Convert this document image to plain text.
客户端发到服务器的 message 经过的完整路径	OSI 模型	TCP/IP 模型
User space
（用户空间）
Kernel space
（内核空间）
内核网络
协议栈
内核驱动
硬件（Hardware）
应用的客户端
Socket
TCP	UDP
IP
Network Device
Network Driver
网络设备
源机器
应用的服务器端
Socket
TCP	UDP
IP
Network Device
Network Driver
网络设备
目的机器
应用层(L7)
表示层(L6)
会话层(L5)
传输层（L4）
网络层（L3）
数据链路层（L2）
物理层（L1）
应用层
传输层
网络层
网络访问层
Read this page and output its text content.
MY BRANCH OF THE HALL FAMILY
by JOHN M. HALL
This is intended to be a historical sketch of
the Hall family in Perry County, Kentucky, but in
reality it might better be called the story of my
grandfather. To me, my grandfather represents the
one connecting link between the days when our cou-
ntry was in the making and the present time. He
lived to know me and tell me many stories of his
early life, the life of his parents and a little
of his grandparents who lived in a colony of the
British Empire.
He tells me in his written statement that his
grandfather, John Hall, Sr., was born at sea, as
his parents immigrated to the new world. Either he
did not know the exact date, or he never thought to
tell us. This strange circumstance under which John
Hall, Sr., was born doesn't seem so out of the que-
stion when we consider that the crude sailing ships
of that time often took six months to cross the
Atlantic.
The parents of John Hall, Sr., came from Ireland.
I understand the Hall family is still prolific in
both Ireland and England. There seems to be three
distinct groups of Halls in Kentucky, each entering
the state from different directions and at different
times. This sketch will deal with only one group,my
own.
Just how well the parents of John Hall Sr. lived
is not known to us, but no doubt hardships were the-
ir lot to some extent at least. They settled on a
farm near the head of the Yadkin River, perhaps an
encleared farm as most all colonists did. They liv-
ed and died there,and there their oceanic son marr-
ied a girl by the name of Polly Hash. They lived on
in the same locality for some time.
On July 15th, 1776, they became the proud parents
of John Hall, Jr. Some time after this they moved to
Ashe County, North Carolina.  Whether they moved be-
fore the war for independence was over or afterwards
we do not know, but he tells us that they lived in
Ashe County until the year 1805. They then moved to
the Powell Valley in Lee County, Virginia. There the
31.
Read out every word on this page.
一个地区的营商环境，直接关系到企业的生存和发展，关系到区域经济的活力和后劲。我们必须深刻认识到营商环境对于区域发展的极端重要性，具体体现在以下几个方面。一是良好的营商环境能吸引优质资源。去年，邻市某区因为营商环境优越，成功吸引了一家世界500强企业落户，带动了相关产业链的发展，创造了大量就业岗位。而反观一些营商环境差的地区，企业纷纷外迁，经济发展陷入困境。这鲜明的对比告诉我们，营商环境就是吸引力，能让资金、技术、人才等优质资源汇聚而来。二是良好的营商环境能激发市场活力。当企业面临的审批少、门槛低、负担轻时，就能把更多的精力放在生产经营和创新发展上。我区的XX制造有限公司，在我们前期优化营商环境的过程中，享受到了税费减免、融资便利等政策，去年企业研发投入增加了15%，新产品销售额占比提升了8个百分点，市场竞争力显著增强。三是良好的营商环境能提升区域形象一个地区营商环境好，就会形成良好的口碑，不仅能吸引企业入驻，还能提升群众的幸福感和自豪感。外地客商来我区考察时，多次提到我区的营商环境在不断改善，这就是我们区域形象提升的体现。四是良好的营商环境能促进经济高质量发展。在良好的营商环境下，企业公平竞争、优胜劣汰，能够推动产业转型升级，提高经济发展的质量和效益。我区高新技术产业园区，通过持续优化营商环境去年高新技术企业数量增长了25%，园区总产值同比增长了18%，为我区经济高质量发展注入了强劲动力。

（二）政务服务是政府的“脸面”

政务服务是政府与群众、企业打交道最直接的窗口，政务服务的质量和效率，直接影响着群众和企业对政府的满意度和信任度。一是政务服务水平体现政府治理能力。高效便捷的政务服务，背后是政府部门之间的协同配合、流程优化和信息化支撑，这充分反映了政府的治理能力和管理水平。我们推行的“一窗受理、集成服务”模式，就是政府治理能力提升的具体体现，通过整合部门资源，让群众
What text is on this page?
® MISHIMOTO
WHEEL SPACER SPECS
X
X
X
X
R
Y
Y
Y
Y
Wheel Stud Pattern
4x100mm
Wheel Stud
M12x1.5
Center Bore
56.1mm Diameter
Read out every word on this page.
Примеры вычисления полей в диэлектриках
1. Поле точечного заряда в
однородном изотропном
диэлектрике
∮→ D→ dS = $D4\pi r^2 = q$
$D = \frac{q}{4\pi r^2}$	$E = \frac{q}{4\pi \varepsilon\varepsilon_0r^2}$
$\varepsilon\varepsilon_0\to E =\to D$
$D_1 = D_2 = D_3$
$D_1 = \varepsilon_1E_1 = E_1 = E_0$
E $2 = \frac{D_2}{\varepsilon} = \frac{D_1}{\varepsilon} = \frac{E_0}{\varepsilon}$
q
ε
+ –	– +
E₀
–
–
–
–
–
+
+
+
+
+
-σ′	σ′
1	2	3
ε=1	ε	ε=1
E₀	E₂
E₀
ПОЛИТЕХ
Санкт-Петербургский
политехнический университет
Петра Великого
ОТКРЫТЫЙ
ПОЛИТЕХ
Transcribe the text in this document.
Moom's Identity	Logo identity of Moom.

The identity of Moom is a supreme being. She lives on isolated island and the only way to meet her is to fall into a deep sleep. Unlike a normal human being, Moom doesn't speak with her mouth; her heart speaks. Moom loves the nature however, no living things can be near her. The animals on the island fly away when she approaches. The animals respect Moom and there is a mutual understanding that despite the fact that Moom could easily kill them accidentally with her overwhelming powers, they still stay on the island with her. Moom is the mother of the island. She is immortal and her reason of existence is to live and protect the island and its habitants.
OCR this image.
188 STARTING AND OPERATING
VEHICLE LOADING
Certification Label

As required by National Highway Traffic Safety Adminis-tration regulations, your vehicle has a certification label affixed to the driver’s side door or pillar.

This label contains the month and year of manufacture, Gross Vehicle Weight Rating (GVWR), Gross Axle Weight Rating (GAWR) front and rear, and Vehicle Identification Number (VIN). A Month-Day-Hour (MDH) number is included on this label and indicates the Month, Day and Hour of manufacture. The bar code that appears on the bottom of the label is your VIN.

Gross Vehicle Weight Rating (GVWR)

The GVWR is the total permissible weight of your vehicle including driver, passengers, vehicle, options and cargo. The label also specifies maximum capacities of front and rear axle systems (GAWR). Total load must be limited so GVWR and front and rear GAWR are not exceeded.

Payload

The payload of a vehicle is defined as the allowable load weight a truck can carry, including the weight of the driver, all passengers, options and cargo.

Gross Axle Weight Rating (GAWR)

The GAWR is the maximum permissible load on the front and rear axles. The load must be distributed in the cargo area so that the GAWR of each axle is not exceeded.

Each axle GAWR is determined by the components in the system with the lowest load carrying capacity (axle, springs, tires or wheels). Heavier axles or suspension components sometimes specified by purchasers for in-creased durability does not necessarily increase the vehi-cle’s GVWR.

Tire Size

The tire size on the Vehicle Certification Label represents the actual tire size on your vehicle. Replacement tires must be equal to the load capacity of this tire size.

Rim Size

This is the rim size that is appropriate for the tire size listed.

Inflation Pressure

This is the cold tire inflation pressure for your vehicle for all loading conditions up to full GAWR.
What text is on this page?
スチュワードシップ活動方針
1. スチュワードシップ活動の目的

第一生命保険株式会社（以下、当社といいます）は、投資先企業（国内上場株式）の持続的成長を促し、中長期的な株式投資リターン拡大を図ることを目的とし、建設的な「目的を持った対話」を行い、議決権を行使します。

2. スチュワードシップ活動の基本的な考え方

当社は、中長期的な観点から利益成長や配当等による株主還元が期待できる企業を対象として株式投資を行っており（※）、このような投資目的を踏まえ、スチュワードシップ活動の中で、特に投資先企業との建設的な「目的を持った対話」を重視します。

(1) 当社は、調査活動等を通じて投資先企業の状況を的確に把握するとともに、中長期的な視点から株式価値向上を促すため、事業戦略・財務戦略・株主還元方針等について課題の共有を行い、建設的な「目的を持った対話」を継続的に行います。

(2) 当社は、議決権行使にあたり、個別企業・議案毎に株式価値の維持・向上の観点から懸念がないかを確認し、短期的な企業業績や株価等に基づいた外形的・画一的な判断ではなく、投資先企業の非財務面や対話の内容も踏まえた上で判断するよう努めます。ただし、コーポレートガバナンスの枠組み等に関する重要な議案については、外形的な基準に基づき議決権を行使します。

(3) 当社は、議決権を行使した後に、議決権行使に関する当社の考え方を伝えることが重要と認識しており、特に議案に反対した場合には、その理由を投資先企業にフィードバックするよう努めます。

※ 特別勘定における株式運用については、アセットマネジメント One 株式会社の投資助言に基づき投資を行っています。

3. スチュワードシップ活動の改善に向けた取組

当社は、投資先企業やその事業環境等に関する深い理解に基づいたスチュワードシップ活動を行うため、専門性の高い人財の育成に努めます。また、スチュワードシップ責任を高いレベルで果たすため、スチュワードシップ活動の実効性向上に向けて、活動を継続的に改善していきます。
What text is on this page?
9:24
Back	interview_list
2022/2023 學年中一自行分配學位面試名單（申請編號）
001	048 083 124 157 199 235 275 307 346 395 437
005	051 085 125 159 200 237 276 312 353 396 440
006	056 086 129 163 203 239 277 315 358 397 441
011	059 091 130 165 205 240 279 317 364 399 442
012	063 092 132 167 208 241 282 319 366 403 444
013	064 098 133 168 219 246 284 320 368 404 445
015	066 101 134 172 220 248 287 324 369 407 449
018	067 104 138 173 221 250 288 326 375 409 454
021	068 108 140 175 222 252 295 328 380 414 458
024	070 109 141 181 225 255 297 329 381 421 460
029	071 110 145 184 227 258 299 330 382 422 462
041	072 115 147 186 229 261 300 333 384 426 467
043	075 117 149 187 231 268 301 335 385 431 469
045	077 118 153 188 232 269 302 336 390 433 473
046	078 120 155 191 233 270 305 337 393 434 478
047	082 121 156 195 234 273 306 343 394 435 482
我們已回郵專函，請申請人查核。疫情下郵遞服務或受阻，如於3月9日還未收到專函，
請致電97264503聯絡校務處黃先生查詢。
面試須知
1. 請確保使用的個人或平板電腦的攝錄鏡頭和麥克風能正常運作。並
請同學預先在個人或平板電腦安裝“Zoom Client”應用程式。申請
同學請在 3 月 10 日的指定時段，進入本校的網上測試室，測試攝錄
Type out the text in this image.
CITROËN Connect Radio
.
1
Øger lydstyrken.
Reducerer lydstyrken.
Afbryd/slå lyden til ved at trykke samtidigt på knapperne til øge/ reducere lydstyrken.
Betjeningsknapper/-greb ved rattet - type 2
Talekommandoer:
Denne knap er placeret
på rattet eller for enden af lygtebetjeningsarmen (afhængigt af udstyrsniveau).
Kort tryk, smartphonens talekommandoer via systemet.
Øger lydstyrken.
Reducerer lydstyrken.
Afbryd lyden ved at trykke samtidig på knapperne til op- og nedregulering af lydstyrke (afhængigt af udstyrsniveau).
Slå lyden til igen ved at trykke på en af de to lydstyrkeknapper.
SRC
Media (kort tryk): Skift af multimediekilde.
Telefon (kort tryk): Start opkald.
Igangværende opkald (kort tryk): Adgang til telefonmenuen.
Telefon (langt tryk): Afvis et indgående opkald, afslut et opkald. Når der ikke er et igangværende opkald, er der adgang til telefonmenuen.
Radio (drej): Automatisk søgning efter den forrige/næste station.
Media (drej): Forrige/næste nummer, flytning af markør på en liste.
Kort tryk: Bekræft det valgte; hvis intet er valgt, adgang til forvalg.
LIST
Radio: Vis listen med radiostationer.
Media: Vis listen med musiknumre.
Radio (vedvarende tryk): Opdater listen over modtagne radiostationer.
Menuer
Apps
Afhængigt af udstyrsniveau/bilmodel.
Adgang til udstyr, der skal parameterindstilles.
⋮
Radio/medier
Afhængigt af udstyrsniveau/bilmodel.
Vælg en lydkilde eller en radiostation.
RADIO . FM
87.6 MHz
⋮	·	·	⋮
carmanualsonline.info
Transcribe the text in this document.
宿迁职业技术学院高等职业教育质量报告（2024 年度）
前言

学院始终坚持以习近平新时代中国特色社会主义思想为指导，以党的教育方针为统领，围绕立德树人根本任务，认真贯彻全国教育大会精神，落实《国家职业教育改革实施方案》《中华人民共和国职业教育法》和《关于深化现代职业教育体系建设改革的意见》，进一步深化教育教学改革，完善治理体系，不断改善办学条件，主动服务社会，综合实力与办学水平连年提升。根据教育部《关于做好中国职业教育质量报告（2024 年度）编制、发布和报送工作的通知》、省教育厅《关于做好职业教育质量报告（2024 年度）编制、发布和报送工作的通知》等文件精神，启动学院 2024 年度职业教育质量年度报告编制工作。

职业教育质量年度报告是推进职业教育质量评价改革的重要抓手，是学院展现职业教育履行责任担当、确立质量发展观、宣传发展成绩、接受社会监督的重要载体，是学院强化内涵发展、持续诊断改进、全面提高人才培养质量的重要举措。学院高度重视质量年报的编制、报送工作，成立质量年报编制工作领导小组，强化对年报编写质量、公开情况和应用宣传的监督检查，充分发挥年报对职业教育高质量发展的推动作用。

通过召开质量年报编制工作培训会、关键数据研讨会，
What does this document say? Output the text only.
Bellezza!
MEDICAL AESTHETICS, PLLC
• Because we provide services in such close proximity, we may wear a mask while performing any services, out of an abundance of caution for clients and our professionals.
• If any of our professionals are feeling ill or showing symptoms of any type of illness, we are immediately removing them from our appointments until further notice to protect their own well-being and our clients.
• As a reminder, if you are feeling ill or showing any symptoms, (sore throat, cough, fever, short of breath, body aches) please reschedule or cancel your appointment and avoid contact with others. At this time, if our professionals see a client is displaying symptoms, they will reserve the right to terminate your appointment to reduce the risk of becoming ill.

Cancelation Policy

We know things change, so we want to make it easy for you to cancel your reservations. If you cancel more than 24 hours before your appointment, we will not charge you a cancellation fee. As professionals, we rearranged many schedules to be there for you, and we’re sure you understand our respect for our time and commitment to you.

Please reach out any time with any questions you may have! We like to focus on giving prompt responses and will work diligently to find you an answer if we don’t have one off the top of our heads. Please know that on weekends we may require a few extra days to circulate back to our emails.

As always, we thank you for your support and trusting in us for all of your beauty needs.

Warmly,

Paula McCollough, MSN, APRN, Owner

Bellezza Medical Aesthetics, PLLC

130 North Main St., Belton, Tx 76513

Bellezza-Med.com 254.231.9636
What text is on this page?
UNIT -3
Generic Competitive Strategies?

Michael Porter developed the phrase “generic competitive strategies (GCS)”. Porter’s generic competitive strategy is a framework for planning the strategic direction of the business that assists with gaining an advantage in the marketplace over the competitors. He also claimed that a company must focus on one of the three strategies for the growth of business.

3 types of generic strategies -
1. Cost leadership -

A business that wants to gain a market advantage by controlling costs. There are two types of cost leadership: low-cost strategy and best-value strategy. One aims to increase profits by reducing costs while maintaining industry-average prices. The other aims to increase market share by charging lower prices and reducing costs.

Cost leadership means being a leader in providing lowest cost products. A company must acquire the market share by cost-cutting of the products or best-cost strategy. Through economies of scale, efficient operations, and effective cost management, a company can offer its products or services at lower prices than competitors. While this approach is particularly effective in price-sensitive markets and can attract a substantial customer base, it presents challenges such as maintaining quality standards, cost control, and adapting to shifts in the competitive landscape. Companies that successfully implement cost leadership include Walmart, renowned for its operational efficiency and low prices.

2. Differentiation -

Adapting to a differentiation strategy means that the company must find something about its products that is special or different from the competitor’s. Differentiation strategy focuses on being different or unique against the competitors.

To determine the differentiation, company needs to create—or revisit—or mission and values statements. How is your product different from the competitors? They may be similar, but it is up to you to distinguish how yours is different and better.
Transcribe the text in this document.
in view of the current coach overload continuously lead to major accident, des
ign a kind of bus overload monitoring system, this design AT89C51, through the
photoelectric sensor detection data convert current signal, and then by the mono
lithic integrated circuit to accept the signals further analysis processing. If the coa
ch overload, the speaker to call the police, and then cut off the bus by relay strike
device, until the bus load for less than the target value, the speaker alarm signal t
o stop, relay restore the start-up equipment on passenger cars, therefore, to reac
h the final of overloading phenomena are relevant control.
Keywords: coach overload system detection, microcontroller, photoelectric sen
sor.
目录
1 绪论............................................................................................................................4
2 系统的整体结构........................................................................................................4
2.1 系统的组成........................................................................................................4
- - -
PROBLEM: Collect each line of the entries that has the word "things", copying it in full.

EXERCISE RESPONSE:
The identity of Moom is a supreme being. She lives on isolated island and the only way to meet her is to fall into a deep sleep. Unlike a normal human being, Moom doesn't speak with her mouth; her heart speaks. Moom loves the nature however, no living things can be near her. The animals on the island fly away when she approaches. The animals respect Moom and there is a mutual understanding that despite the fact that Moom could easily kill them accidentally with her overwhelming powers, they still stay on the island with her. Moom is the mother of the island. She is immortal and her reason of existence is to live and protect the island and its habitants.
We know things change, so we want to make it easy for you to cancel your reservations. If you cancel more than 24 hours before your appointment, we will not charge you a cancellation fee. As professionals, we rearranged many schedules to be there for you, and we’re sure you understand our respect for our time and commitment to you.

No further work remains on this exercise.